[PROVIDED DATA]
** START **

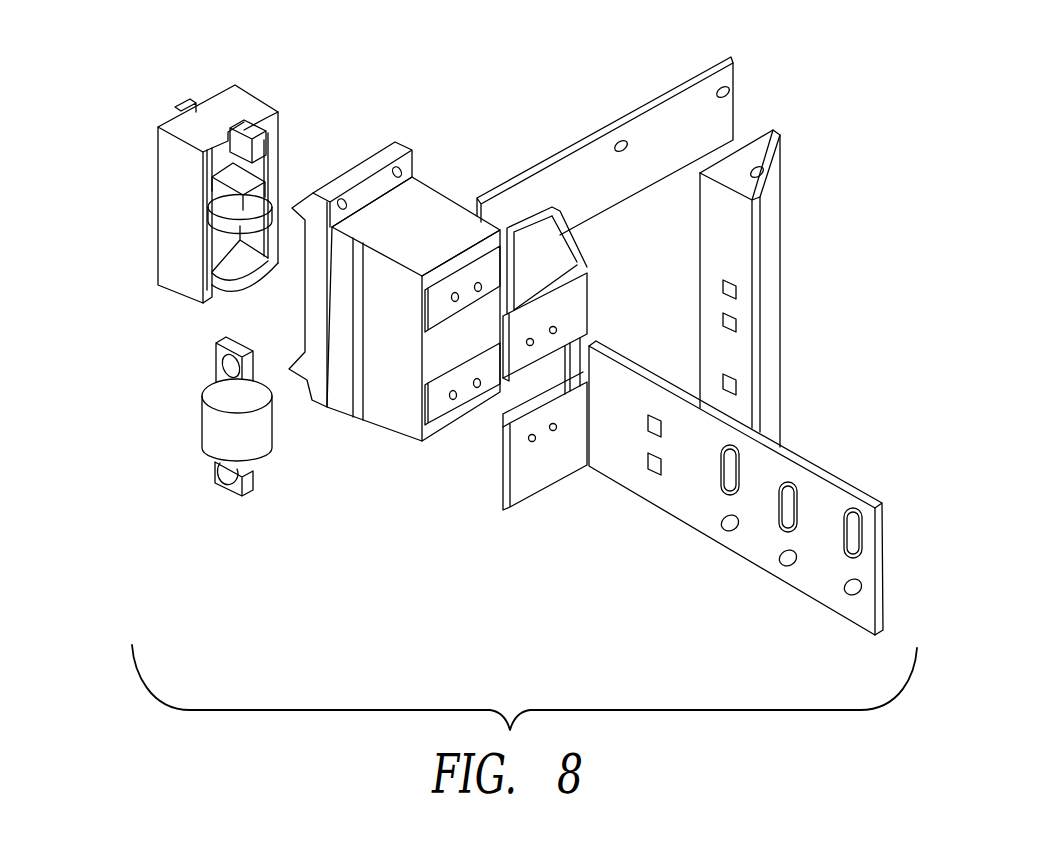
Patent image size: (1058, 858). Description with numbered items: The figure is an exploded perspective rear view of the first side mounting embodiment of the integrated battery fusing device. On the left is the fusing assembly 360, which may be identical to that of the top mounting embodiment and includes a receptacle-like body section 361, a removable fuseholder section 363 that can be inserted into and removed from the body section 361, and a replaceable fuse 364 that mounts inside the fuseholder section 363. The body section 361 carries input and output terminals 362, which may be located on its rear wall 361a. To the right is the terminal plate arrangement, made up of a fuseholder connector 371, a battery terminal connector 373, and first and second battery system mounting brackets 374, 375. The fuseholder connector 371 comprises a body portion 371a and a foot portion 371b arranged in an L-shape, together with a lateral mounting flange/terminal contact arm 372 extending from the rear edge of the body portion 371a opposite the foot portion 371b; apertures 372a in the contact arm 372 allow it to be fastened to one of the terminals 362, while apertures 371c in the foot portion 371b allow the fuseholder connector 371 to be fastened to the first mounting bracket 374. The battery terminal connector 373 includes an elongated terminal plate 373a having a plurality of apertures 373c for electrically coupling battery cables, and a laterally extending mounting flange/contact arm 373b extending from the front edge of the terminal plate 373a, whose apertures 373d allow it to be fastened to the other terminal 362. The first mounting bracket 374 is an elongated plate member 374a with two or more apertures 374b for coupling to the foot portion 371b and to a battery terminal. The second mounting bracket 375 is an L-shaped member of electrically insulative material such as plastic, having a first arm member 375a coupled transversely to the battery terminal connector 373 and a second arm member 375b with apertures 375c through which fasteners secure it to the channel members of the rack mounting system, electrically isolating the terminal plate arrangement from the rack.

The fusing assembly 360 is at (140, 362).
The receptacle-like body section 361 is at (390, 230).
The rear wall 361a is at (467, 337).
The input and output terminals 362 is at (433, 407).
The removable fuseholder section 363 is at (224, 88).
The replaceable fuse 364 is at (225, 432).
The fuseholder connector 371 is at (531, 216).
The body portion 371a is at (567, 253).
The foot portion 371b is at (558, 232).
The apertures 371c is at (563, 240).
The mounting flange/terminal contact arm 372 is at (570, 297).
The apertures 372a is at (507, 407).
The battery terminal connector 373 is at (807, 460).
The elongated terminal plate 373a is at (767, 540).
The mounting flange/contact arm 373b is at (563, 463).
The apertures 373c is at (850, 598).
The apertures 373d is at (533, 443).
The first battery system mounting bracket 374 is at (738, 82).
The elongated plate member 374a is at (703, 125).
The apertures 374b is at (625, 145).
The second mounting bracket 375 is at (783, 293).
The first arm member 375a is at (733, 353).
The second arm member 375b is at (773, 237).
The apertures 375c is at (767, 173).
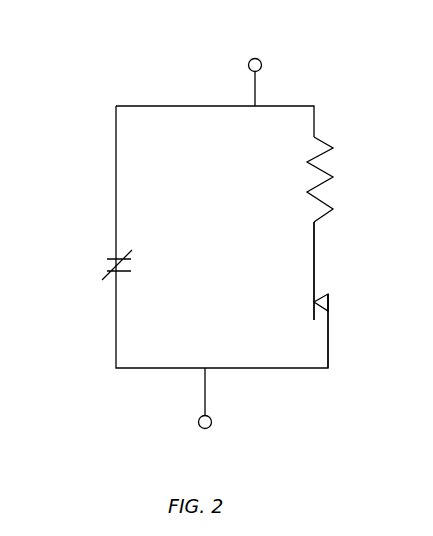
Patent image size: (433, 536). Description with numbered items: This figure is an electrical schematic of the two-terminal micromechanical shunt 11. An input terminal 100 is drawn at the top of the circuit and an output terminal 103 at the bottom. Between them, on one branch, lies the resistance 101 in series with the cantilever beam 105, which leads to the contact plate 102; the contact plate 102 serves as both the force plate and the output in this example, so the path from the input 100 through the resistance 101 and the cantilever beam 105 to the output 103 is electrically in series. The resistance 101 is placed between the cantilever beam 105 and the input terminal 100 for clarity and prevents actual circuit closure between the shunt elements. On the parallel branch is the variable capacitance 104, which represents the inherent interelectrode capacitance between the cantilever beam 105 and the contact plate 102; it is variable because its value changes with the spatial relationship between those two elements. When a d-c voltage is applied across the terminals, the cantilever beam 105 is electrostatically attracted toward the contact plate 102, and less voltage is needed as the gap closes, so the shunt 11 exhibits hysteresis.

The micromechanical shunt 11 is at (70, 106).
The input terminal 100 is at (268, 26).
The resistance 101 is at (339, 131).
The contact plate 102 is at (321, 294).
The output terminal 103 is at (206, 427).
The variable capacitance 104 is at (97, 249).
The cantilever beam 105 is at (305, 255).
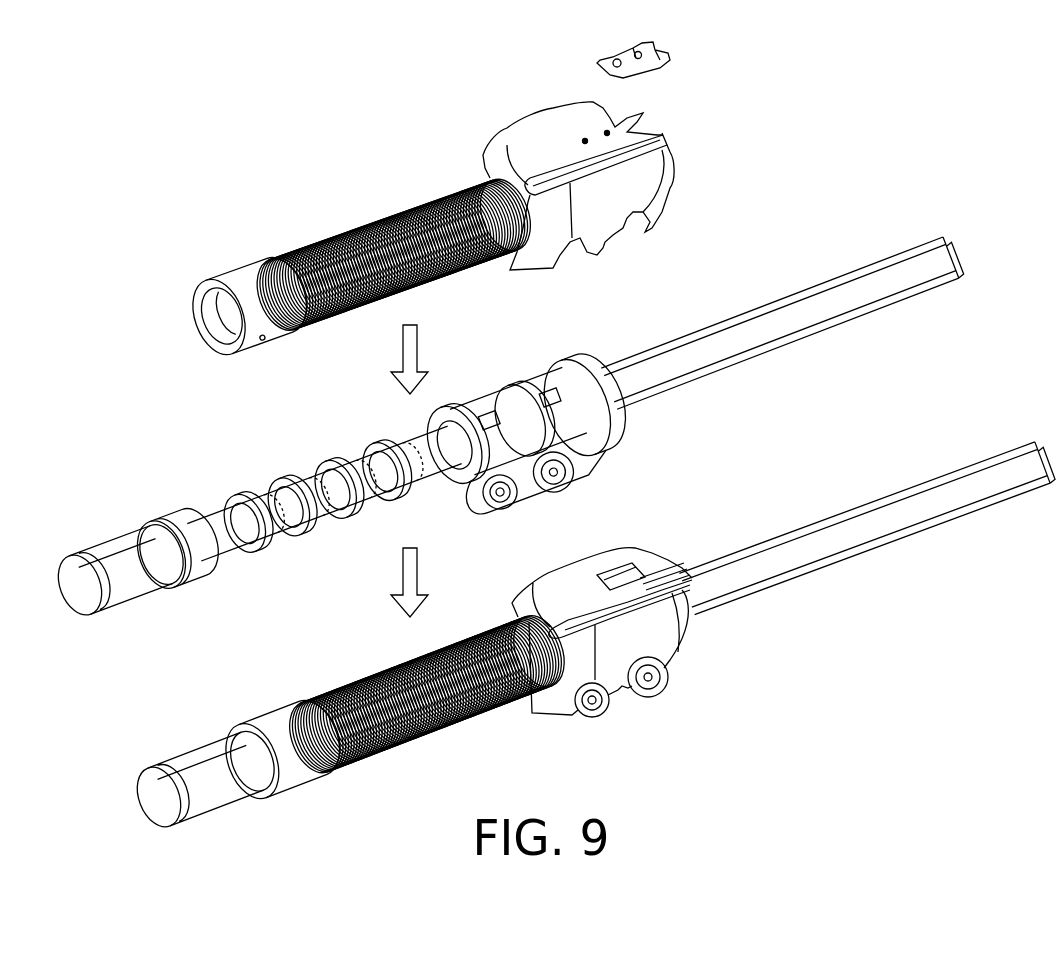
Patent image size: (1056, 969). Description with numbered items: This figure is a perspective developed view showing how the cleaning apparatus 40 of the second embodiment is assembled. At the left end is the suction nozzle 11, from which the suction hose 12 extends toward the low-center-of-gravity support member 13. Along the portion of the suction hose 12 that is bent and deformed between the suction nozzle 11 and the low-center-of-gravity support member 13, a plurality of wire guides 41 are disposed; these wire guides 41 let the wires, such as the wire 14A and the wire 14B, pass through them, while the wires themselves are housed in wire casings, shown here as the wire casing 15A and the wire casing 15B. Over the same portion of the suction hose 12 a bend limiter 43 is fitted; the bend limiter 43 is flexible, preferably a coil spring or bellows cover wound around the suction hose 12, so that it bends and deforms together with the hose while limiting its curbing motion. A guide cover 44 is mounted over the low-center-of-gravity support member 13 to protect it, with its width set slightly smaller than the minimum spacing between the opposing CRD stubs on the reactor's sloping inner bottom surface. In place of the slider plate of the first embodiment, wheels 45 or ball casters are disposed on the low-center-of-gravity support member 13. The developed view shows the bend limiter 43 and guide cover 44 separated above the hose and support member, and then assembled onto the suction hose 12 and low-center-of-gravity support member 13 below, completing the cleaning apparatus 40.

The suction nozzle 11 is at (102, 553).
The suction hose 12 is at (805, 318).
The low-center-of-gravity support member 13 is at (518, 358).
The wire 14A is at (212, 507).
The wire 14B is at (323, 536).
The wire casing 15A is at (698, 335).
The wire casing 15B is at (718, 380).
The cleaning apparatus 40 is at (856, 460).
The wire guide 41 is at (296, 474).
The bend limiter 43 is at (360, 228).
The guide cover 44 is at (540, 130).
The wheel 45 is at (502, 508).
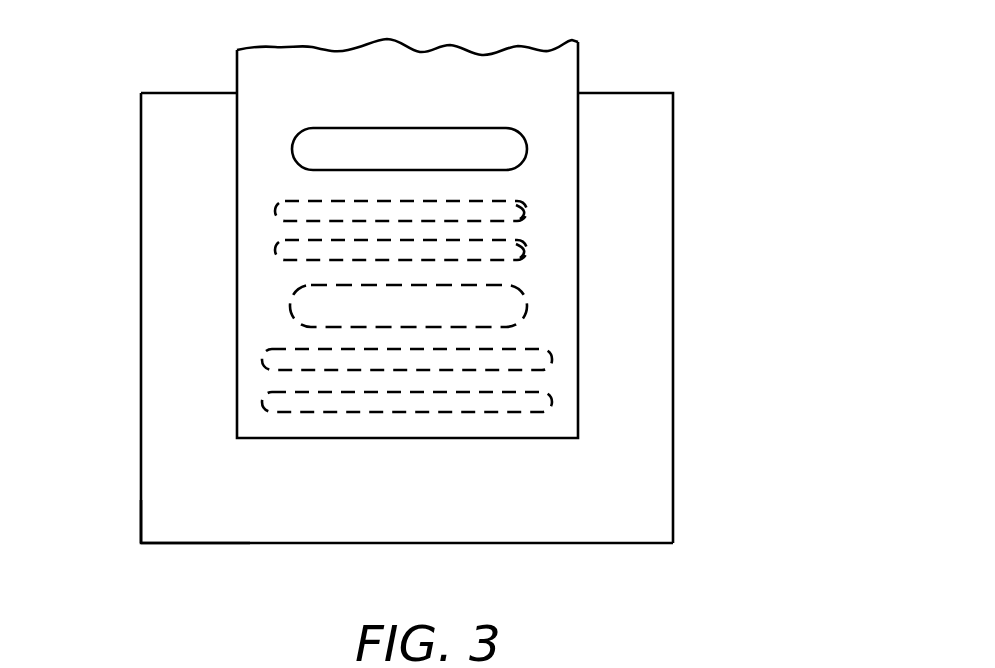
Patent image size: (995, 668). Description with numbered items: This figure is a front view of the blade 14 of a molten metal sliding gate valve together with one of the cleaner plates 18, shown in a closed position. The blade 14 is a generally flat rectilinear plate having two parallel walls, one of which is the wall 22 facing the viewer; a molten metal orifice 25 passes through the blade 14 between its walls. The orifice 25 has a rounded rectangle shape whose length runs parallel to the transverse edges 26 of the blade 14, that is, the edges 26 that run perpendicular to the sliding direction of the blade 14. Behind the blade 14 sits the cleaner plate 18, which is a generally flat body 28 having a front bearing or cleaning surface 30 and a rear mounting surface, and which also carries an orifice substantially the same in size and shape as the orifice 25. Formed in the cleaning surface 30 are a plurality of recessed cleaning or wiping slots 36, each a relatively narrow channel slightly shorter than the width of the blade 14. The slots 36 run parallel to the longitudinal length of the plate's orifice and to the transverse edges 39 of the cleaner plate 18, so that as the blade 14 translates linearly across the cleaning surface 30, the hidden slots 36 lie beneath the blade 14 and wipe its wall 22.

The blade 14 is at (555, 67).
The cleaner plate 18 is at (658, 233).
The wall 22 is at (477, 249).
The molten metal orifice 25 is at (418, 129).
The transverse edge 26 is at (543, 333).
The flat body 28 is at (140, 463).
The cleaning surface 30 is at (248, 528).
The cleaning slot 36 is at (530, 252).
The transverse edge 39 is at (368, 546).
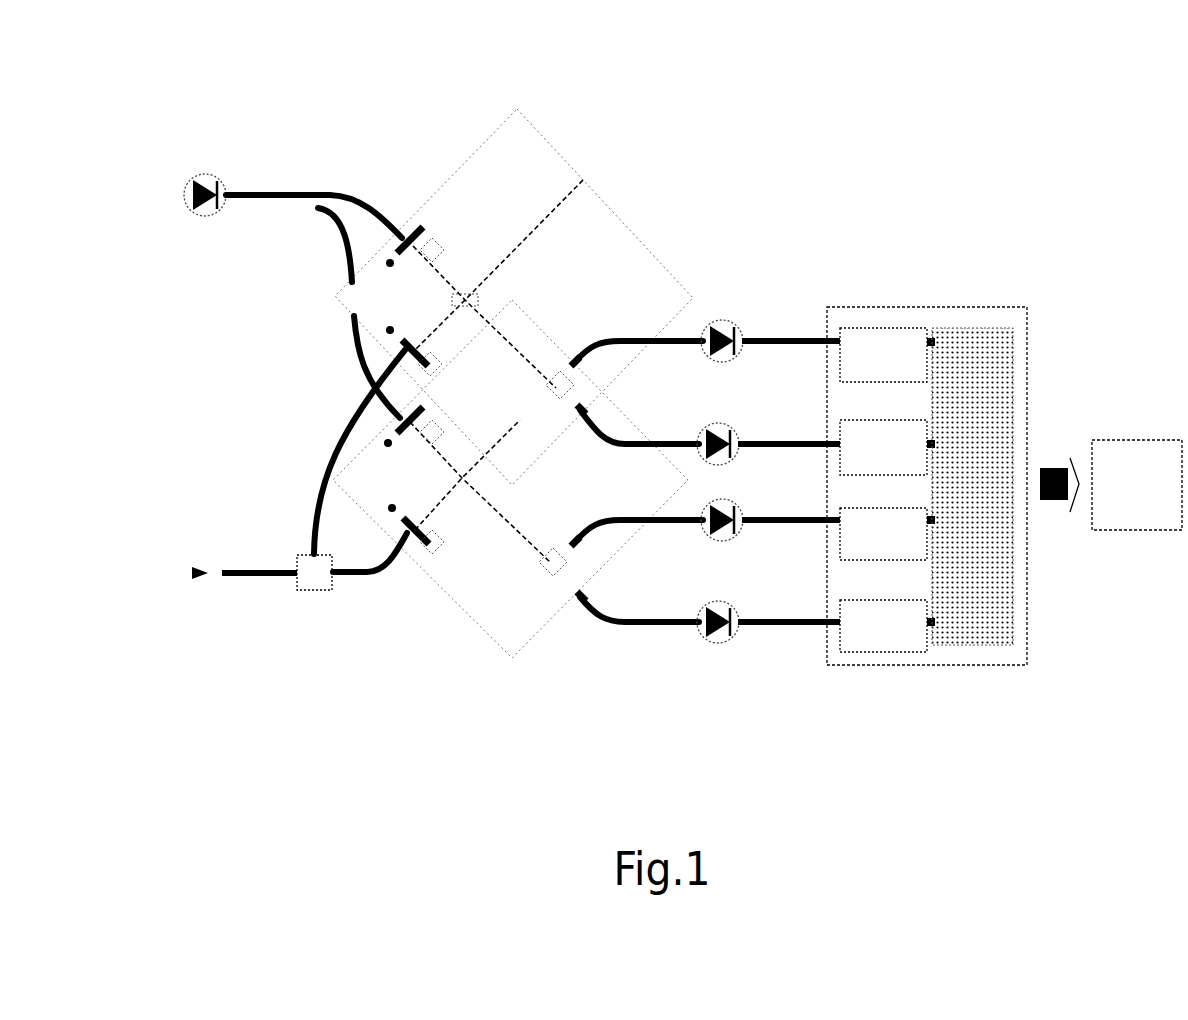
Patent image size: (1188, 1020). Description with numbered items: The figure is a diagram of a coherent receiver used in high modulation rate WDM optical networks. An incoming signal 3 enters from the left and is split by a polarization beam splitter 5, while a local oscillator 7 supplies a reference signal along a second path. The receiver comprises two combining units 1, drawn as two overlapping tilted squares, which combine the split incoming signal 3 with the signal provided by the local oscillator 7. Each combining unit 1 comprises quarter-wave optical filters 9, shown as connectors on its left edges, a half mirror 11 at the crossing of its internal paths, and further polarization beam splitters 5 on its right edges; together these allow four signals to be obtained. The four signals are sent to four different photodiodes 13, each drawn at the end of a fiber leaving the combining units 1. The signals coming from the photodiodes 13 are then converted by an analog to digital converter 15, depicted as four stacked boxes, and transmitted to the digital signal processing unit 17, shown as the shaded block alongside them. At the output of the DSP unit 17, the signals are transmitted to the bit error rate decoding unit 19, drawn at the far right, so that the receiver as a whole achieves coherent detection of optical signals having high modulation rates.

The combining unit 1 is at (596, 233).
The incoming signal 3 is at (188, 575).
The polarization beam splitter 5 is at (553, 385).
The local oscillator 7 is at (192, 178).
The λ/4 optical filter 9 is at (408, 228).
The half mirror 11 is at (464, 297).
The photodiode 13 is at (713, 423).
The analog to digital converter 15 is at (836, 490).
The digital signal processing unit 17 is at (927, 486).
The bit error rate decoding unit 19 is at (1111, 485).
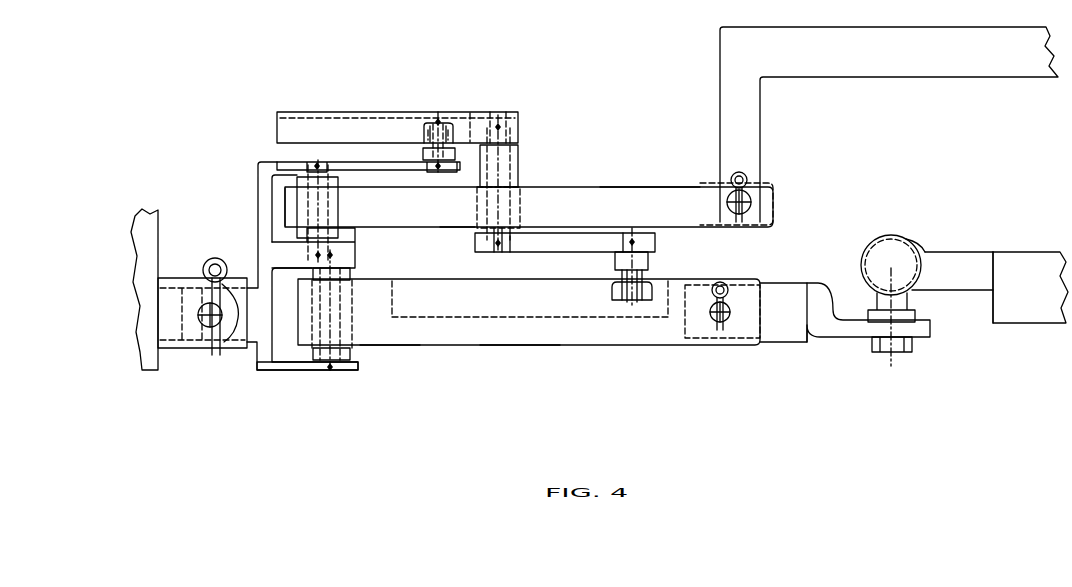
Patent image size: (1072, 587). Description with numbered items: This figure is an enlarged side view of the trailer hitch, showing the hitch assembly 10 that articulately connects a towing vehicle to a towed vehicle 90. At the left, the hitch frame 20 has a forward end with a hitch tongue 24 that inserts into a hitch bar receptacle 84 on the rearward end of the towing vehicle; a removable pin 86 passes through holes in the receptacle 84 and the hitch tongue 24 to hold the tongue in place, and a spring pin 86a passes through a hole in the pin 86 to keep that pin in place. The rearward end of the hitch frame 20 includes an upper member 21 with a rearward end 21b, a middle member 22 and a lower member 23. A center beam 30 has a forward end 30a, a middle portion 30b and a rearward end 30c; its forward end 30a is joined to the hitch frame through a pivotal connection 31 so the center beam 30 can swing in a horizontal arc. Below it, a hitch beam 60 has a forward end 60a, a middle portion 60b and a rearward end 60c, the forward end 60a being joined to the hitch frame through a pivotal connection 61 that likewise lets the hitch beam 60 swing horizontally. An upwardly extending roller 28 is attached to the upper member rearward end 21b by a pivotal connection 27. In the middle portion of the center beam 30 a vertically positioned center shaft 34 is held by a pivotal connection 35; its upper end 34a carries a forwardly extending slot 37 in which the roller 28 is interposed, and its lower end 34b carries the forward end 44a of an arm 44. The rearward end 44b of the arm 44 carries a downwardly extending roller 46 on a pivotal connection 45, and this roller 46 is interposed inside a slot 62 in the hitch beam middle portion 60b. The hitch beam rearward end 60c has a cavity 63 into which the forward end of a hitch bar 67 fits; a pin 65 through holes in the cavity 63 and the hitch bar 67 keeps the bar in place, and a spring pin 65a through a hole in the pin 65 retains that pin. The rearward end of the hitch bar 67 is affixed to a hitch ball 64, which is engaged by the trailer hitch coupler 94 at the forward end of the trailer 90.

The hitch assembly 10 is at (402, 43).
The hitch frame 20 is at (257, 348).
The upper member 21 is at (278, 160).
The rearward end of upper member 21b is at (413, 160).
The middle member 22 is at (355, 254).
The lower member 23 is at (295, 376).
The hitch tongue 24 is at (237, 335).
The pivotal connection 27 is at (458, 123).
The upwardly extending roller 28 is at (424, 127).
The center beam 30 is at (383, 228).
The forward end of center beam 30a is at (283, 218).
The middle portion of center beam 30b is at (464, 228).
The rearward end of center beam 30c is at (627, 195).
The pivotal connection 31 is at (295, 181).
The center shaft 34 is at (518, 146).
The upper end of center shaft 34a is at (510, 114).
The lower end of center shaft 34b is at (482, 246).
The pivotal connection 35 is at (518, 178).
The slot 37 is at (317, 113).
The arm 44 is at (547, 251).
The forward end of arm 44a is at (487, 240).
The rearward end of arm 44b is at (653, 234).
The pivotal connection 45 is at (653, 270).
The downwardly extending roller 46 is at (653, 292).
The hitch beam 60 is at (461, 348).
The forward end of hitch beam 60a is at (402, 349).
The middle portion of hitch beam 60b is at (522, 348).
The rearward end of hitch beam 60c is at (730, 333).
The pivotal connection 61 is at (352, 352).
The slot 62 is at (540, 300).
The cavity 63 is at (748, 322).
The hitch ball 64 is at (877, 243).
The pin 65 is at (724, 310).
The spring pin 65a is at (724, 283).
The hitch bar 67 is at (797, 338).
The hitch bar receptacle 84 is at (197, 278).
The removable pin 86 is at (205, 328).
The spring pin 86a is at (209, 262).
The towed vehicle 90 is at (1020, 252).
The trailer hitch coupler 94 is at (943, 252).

** END **

[GOAL OF THE EXERCISE] Recast the material between the line holding "Patent image size: (1056, 969)." and the line holding "The wheel 45 is at (502, 508).", inclusive, as a JSON list of strings with one string per line and blank lines left out.

[SOLUTION]
[
  "Patent image size: (1056, 969). Description with numbered items: This figure is a perspective developed view showing how the cleaning apparatus 40 of the second embodiment is assembled. At the left end is the suction nozzle 11, from which the suction hose 12 extends toward the low-center-of-gravity support member 13. Along the portion of the suction hose 12 that is bent and deformed between the suction nozzle 11 and the low-center-of-gravity support member 13, a plurality of wire guides 41 are disposed; these wire guides 41 let the wires, such as the wire 14A and the wire 14B, pass through them, while the wires themselves are housed in wire casings, shown here as the wire casing 15A and the wire casing 15B. Over the same portion of the suction hose 12 a bend limiter 43 is fitted; the bend limiter 43 is flexible, preferably a coil spring or bellows cover wound around the suction hose 12, so that it bends and deforms together with the hose while limiting its curbing motion. A guide cover 44 is mounted over the low-center-of-gravity support member 13 to protect it, with its width set slightly smaller than the minimum spacing between the opposing CRD stubs on the reactor's sloping inner bottom surface. In place of the slider plate of the first embodiment, wheels 45 or ball casters are disposed on the low-center-of-gravity support member 13. The developed view shows the bend limiter 43 and guide cover 44 separated above the hose and support member, and then assembled onto the suction hose 12 and low-center-of-gravity support member 13 below, completing the cleaning apparatus 40.",
  "The suction nozzle 11 is at (102, 553).",
  "The suction hose 12 is at (805, 318).",
  "The low-center-of-gravity support member 13 is at (518, 358).",
  "The wire 14A is at (212, 507).",
  "The wire 14B is at (323, 536).",
  "The wire casing 15A is at (698, 335).",
  "The wire casing 15B is at (718, 380).",
  "The cleaning apparatus 40 is at (856, 460).",
  "The wire guide 41 is at (296, 474).",
  "The bend limiter 43 is at (360, 228).",
  "The guide cover 44 is at (540, 130).",
  "The wheel 45 is at (502, 508)."
]